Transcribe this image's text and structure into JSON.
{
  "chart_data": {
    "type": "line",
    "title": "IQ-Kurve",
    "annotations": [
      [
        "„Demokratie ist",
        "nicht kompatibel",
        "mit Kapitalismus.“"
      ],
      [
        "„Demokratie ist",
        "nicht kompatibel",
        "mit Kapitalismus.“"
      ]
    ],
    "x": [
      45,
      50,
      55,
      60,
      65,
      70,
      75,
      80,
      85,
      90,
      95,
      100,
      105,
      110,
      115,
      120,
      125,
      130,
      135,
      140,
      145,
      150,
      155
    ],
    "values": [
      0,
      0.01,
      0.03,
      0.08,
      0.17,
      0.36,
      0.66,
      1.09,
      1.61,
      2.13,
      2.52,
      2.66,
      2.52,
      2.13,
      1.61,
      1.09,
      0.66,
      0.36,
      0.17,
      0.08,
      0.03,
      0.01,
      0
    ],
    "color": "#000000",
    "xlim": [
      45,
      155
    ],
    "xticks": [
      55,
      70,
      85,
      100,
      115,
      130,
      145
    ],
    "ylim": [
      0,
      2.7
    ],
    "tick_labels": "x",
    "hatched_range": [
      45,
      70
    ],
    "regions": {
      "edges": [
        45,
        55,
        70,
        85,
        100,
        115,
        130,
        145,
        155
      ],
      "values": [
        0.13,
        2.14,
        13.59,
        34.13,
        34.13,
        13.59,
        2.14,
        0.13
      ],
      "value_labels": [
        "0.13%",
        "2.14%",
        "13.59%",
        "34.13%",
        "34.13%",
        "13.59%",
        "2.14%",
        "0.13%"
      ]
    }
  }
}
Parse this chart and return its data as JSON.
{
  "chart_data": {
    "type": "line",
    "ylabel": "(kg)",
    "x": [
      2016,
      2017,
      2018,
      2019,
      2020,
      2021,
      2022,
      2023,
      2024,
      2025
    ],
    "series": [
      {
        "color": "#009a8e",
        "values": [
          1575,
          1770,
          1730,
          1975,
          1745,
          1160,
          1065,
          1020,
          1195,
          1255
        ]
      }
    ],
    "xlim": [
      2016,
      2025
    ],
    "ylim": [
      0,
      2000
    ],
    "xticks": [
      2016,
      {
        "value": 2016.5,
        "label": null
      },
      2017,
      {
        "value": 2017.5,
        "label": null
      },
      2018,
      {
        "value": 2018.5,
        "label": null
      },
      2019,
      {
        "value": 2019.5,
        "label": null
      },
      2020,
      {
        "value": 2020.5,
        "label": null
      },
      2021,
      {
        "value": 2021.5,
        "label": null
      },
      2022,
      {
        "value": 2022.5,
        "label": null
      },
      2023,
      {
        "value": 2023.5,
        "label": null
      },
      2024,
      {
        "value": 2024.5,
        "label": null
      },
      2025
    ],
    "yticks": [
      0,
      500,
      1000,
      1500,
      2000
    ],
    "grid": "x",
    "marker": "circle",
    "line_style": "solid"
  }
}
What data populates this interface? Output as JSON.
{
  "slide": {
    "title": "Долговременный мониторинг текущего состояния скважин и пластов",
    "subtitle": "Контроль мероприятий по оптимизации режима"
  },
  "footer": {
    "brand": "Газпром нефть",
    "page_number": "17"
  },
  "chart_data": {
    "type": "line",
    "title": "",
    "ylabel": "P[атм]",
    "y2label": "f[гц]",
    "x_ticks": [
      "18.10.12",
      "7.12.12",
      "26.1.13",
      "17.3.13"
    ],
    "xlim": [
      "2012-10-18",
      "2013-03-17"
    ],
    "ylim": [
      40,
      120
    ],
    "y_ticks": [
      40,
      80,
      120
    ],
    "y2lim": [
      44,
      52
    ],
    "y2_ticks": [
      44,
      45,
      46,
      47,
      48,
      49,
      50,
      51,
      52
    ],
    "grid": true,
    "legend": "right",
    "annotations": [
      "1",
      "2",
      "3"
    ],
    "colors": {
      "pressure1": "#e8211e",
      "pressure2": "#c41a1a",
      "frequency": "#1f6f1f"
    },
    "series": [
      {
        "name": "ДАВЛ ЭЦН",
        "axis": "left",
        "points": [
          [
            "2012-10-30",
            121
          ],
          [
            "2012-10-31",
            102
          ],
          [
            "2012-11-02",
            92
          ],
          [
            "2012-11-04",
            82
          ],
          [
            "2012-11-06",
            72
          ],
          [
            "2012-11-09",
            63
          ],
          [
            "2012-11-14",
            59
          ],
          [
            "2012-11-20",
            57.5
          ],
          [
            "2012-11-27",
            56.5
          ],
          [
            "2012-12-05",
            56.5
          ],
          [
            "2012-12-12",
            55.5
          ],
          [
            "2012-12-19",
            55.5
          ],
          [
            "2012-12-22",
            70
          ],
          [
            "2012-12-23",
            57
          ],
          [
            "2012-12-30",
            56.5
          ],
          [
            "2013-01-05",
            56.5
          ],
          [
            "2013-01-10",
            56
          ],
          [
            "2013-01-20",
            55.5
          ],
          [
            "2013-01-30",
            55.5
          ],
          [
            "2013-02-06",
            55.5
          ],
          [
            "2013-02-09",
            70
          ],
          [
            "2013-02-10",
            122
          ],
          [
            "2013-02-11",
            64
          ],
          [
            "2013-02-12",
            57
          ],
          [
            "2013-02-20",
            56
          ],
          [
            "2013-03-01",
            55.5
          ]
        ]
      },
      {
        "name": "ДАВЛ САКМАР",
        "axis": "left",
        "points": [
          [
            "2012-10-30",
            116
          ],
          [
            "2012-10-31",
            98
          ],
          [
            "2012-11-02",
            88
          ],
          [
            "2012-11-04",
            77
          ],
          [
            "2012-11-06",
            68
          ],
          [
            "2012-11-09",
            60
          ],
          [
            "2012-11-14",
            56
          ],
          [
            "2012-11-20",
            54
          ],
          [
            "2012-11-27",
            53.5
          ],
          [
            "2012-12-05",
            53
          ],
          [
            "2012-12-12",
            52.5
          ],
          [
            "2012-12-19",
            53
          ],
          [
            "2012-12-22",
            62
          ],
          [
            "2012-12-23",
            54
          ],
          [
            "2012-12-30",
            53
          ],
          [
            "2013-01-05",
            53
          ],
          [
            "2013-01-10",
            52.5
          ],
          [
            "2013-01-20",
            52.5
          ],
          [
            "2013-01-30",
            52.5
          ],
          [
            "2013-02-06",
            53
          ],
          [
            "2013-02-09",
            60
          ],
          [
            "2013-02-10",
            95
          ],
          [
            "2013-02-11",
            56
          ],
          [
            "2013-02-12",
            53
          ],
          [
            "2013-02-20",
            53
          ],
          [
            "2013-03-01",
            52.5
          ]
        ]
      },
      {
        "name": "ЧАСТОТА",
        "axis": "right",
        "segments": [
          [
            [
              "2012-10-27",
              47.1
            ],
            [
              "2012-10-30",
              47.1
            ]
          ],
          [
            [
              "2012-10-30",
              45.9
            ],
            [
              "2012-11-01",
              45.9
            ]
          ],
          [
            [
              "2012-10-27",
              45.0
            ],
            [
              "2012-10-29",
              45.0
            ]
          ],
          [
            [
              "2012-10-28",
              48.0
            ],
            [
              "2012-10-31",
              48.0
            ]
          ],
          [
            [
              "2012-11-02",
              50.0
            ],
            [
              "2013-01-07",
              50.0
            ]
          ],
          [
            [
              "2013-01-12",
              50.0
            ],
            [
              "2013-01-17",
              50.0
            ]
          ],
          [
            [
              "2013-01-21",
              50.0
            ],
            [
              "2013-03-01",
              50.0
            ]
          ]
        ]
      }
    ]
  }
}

- _Instructions to follow_:
Every line of the data above should be copied exactly.

- _Written response_:
Transcribe this image's text and structure into JSON.
{
  "chart_data": {
    "type": "line",
    "title": "IQ-Kurve",
    "annotations": [
      [
        "„Demokratie ist",
        "nicht kompatibel",
        "mit Kapitalismus.“"
      ],
      [
        "„Demokratie ist",
        "nicht kompatibel",
        "mit Kapitalismus.“"
      ]
    ],
    "x": [
      45,
      50,
      55,
      60,
      65,
      70,
      75,
      80,
      85,
      90,
      95,
      100,
      105,
      110,
      115,
      120,
      125,
      130,
      135,
      140,
      145,
      150,
      155
    ],
    "values": [
      0,
      0.01,
      0.03,
      0.08,
      0.17,
      0.36,
      0.66,
      1.09,
      1.61,
      2.13,
      2.52,
      2.66,
      2.52,
      2.13,
      1.61,
      1.09,
      0.66,
      0.36,
      0.17,
      0.08,
      0.03,
      0.01,
      0
    ],
    "color": "#000000",
    "xlim": [
      45,
      155
    ],
    "xticks": [
      55,
      70,
      85,
      100,
      115,
      130,
      145
    ],
    "ylim": [
      0,
      2.7
    ],
    "tick_labels": "x",
    "hatched_range": [
      45,
      70
    ],
    "regions": {
      "edges": [
        45,
        55,
        70,
        85,
        100,
        115,
        130,
        145,
        155
      ],
      "values": [
        0.13,
        2.14,
        13.59,
        34.13,
        34.13,
        13.59,
        2.14,
        0.13
      ],
      "value_labels": [
        "0.13%",
        "2.14%",
        "13.59%",
        "34.13%",
        "34.13%",
        "13.59%",
        "2.14%",
        "0.13%"
      ]
    }
  }
}
Parse this chart and return its data as JSON.
{
  "chart_data": {
    "type": "line",
    "ylabel": "(kg)",
    "x": [
      2016,
      2017,
      2018,
      2019,
      2020,
      2021,
      2022,
      2023,
      2024,
      2025
    ],
    "series": [
      {
        "color": "#009a8e",
        "values": [
          1575,
          1770,
          1730,
          1975,
          1745,
          1160,
          1065,
          1020,
          1195,
          1255
        ]
      }
    ],
    "xlim": [
      2016,
      2025
    ],
    "ylim": [
      0,
      2000
    ],
    "xticks": [
      2016,
      {
        "value": 2016.5,
        "label": null
      },
      2017,
      {
        "value": 2017.5,
        "label": null
      },
      2018,
      {
        "value": 2018.5,
        "label": null
      },
      2019,
      {
        "value": 2019.5,
        "label": null
      },
      2020,
      {
        "value": 2020.5,
        "label": null
      },
      2021,
      {
        "value": 2021.5,
        "label": null
      },
      2022,
      {
        "value": 2022.5,
        "label": null
      },
      2023,
      {
        "value": 2023.5,
        "label": null
      },
      2024,
      {
        "value": 2024.5,
        "label": null
      },
      2025
    ],
    "yticks": [
      0,
      500,
      1000,
      1500,
      2000
    ],
    "grid": "x",
    "marker": "circle",
    "line_style": "solid"
  }
}
What data populates this interface? Output as JSON.
{
  "slide": {
    "title": "Долговременный мониторинг текущего состояния скважин и пластов",
    "subtitle": "Контроль мероприятий по оптимизации режима"
  },
  "footer": {
    "brand": "Газпром нефть",
    "page_number": "17"
  },
  "chart_data": {
    "type": "line",
    "title": "",
    "ylabel": "P[атм]",
    "y2label": "f[гц]",
    "x_ticks": [
      "18.10.12",
      "7.12.12",
      "26.1.13",
      "17.3.13"
    ],
    "xlim": [
      "2012-10-18",
      "2013-03-17"
    ],
    "ylim": [
      40,
      120
    ],
    "y_ticks": [
      40,
      80,
      120
    ],
    "y2lim": [
      44,
      52
    ],
    "y2_ticks": [
      44,
      45,
      46,
      47,
      48,
      49,
      50,
      51,
      52
    ],
    "grid": true,
    "legend": "right",
    "annotations": [
      "1",
      "2",
      "3"
    ],
    "colors": {
      "pressure1": "#e8211e",
      "pressure2": "#c41a1a",
      "frequency": "#1f6f1f"
    },
    "series": [
      {
        "name": "ДАВЛ ЭЦН",
        "axis": "left",
        "points": [
          [
            "2012-10-30",
            121
          ],
          [
            "2012-10-31",
            102
          ],
          [
            "2012-11-02",
            92
          ],
          [
            "2012-11-04",
            82
          ],
          [
            "2012-11-06",
            72
          ],
          [
            "2012-11-09",
            63
          ],
          [
            "2012-11-14",
            59
          ],
          [
            "2012-11-20",
            57.5
          ],
          [
            "2012-11-27",
            56.5
          ],
          [
            "2012-12-05",
            56.5
          ],
          [
            "2012-12-12",
            55.5
          ],
          [
            "2012-12-19",
            55.5
          ],
          [
            "2012-12-22",
            70
          ],
          [
            "2012-12-23",
            57
          ],
          [
            "2012-12-30",
            56.5
          ],
          [
            "2013-01-05",
            56.5
          ],
          [
            "2013-01-10",
            56
          ],
          [
            "2013-01-20",
            55.5
          ],
          [
            "2013-01-30",
            55.5
          ],
          [
            "2013-02-06",
            55.5
          ],
          [
            "2013-02-09",
            70
          ],
          [
            "2013-02-10",
            122
          ],
          [
            "2013-02-11",
            64
          ],
          [
            "2013-02-12",
            57
          ],
          [
            "2013-02-20",
            56
          ],
          [
            "2013-03-01",
            55.5
          ]
        ]
      },
      {
        "name": "ДАВЛ САКМАР",
        "axis": "left",
        "points": [
          [
            "2012-10-30",
            116
          ],
          [
            "2012-10-31",
            98
          ],
          [
            "2012-11-02",
            88
          ],
          [
            "2012-11-04",
            77
          ],
          [
            "2012-11-06",
            68
          ],
          [
            "2012-11-09",
            60
          ],
          [
            "2012-11-14",
            56
          ],
          [
            "2012-11-20",
            54
          ],
          [
            "2012-11-27",
            53.5
          ],
          [
            "2012-12-05",
            53
          ],
          [
            "2012-12-12",
            52.5
          ],
          [
            "2012-12-19",
            53
          ],
          [
            "2012-12-22",
            62
          ],
          [
            "2012-12-23",
            54
          ],
          [
            "2012-12-30",
            53
          ],
          [
            "2013-01-05",
            53
          ],
          [
            "2013-01-10",
            52.5
          ],
          [
            "2013-01-20",
            52.5
          ],
          [
            "2013-01-30",
            52.5
          ],
          [
            "2013-02-06",
            53
          ],
          [
            "2013-02-09",
            60
          ],
          [
            "2013-02-10",
            95
          ],
          [
            "2013-02-11",
            56
          ],
          [
            "2013-02-12",
            53
          ],
          [
            "2013-02-20",
            53
          ],
          [
            "2013-03-01",
            52.5
          ]
        ]
      },
      {
        "name": "ЧАСТОТА",
        "axis": "right",
        "segments": [
          [
            [
              "2012-10-27",
              47.1
            ],
            [
              "2012-10-30",
              47.1
            ]
          ],
          [
            [
              "2012-10-30",
              45.9
            ],
            [
              "2012-11-01",
              45.9
            ]
          ],
          [
            [
              "2012-10-27",
              45.0
            ],
            [
              "2012-10-29",
              45.0
            ]
          ],
          [
            [
              "2012-10-28",
              48.0
            ],
            [
              "2012-10-31",
              48.0
            ]
          ],
          [
            [
              "2012-11-02",
              50.0
            ],
            [
              "2013-01-07",
              50.0
            ]
          ],
          [
            [
              "2013-01-12",
              50.0
            ],
            [
              "2013-01-17",
              50.0
            ]
          ],
          [
            [
              "2013-01-21",
              50.0
            ],
            [
              "2013-03-01",
              50.0
            ]
          ]
        ]
      }
    ]
  }
}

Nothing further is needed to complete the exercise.